TASK DIRECTIONS:
In this exercise, reproduce all the entries that follow exactly.
═════ RECORDS ═════
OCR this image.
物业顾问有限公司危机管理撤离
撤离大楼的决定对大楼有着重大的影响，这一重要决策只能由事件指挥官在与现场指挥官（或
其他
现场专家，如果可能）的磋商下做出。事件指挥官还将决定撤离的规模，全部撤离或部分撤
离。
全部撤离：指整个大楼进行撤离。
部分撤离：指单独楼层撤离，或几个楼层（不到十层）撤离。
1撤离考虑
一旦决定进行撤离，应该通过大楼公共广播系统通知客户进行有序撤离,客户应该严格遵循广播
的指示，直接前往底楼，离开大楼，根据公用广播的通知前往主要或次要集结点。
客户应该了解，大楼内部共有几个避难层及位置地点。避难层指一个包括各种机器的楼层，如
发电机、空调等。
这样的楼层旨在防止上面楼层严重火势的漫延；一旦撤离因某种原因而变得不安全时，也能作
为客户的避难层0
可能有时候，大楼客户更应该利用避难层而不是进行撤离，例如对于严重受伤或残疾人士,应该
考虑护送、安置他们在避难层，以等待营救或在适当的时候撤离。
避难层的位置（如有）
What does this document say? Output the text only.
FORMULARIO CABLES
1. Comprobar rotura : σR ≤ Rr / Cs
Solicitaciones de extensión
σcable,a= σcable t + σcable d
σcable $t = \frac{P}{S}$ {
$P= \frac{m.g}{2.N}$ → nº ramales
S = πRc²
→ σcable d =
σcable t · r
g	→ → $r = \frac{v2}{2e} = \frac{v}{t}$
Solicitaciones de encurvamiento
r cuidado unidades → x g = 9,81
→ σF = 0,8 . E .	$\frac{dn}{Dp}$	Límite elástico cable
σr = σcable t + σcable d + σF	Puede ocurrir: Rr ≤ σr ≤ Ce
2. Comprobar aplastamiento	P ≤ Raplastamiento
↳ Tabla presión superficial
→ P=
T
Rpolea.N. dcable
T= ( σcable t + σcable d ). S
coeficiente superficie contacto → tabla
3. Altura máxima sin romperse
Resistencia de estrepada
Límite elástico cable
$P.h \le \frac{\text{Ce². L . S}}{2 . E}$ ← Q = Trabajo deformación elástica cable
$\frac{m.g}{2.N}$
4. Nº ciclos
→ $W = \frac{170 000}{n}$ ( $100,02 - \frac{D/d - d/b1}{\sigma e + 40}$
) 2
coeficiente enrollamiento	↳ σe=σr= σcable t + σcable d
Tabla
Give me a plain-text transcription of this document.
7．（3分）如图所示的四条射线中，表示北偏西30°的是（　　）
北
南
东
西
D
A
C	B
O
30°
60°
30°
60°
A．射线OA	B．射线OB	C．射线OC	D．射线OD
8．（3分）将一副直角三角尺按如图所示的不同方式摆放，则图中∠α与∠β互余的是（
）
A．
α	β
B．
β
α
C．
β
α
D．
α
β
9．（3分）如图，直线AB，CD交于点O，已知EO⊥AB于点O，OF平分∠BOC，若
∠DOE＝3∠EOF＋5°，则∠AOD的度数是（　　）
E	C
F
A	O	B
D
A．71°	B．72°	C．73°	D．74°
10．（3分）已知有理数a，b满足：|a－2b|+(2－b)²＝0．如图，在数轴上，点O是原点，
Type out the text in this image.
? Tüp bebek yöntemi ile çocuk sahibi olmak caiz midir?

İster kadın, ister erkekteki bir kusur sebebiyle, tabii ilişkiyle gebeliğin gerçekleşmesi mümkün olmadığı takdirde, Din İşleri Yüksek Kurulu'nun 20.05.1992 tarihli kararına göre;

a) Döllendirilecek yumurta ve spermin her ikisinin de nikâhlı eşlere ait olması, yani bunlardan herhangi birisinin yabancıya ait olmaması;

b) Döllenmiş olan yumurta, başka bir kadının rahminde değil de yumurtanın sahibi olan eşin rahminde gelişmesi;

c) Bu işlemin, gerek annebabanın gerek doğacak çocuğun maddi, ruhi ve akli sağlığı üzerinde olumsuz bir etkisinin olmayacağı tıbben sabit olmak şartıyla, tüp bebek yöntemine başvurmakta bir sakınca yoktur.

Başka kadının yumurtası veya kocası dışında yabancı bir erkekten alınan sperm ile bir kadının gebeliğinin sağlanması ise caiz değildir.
═════
REPLY:
OCR this image.
物业顾问有限公司危机管理撤离
撤离大楼的决定对大楼有着重大的影响，这一重要决策只能由事件指挥官在与现场指挥官（或
其他
现场专家，如果可能）的磋商下做出。事件指挥官还将决定撤离的规模，全部撤离或部分撤
离。
全部撤离：指整个大楼进行撤离。
部分撤离：指单独楼层撤离，或几个楼层（不到十层）撤离。
1撤离考虑
一旦决定进行撤离，应该通过大楼公共广播系统通知客户进行有序撤离,客户应该严格遵循广播
的指示，直接前往底楼，离开大楼，根据公用广播的通知前往主要或次要集结点。
客户应该了解，大楼内部共有几个避难层及位置地点。避难层指一个包括各种机器的楼层，如
发电机、空调等。
这样的楼层旨在防止上面楼层严重火势的漫延；一旦撤离因某种原因而变得不安全时，也能作
为客户的避难层0
可能有时候，大楼客户更应该利用避难层而不是进行撤离，例如对于严重受伤或残疾人士,应该
考虑护送、安置他们在避难层，以等待营救或在适当的时候撤离。
避难层的位置（如有）
What does this document say? Output the text only.
FORMULARIO CABLES
1. Comprobar rotura : σR ≤ Rr / Cs
Solicitaciones de extensión
σcable,a= σcable t + σcable d
σcable $t = \frac{P}{S}$ {
$P= \frac{m.g}{2.N}$ → nº ramales
S = πRc²
→ σcable d =
σcable t · r
g	→ → $r = \frac{v2}{2e} = \frac{v}{t}$
Solicitaciones de encurvamiento
r cuidado unidades → x g = 9,81
→ σF = 0,8 . E .	$\frac{dn}{Dp}$	Límite elástico cable
σr = σcable t + σcable d + σF	Puede ocurrir: Rr ≤ σr ≤ Ce
2. Comprobar aplastamiento	P ≤ Raplastamiento
↳ Tabla presión superficial
→ P=
T
Rpolea.N. dcable
T= ( σcable t + σcable d ). S
coeficiente superficie contacto → tabla
3. Altura máxima sin romperse
Resistencia de estrepada
Límite elástico cable
$P.h \le \frac{\text{Ce². L . S}}{2 . E}$ ← Q = Trabajo deformación elástica cable
$\frac{m.g}{2.N}$
4. Nº ciclos
→ $W = \frac{170 000}{n}$ ( $100,02 - \frac{D/d - d/b1}{\sigma e + 40}$
) 2
coeficiente enrollamiento	↳ σe=σr= σcable t + σcable d
Tabla
Give me a plain-text transcription of this document.
7．（3分）如图所示的四条射线中，表示北偏西30°的是（　　）
北
南
东
西
D
A
C	B
O
30°
60°
30°
60°
A．射线OA	B．射线OB	C．射线OC	D．射线OD
8．（3分）将一副直角三角尺按如图所示的不同方式摆放，则图中∠α与∠β互余的是（
）
A．
α	β
B．
β
α
C．
β
α
D．
α
β
9．（3分）如图，直线AB，CD交于点O，已知EO⊥AB于点O，OF平分∠BOC，若
∠DOE＝3∠EOF＋5°，则∠AOD的度数是（　　）
E	C
F
A	O	B
D
A．71°	B．72°	C．73°	D．74°
10．（3分）已知有理数a，b满足：|a－2b|+(2－b)²＝0．如图，在数轴上，点O是原点，
Type out the text in this image.
? Tüp bebek yöntemi ile çocuk sahibi olmak caiz midir?

İster kadın, ister erkekteki bir kusur sebebiyle, tabii ilişkiyle gebeliğin gerçekleşmesi mümkün olmadığı takdirde, Din İşleri Yüksek Kurulu'nun 20.05.1992 tarihli kararına göre;

a) Döllendirilecek yumurta ve spermin her ikisinin de nikâhlı eşlere ait olması, yani bunlardan herhangi birisinin yabancıya ait olmaması;

b) Döllenmiş olan yumurta, başka bir kadının rahminde değil de yumurtanın sahibi olan eşin rahminde gelişmesi;

c) Bu işlemin, gerek annebabanın gerek doğacak çocuğun maddi, ruhi ve akli sağlığı üzerinde olumsuz bir etkisinin olmayacağı tıbben sabit olmak şartıyla, tüp bebek yöntemine başvurmakta bir sakınca yoktur.

Başka kadının yumurtası veya kocası dışında yabancı bir erkekten alınan sperm ile bir kadının gebeliğinin sağlanması ise caiz değildir.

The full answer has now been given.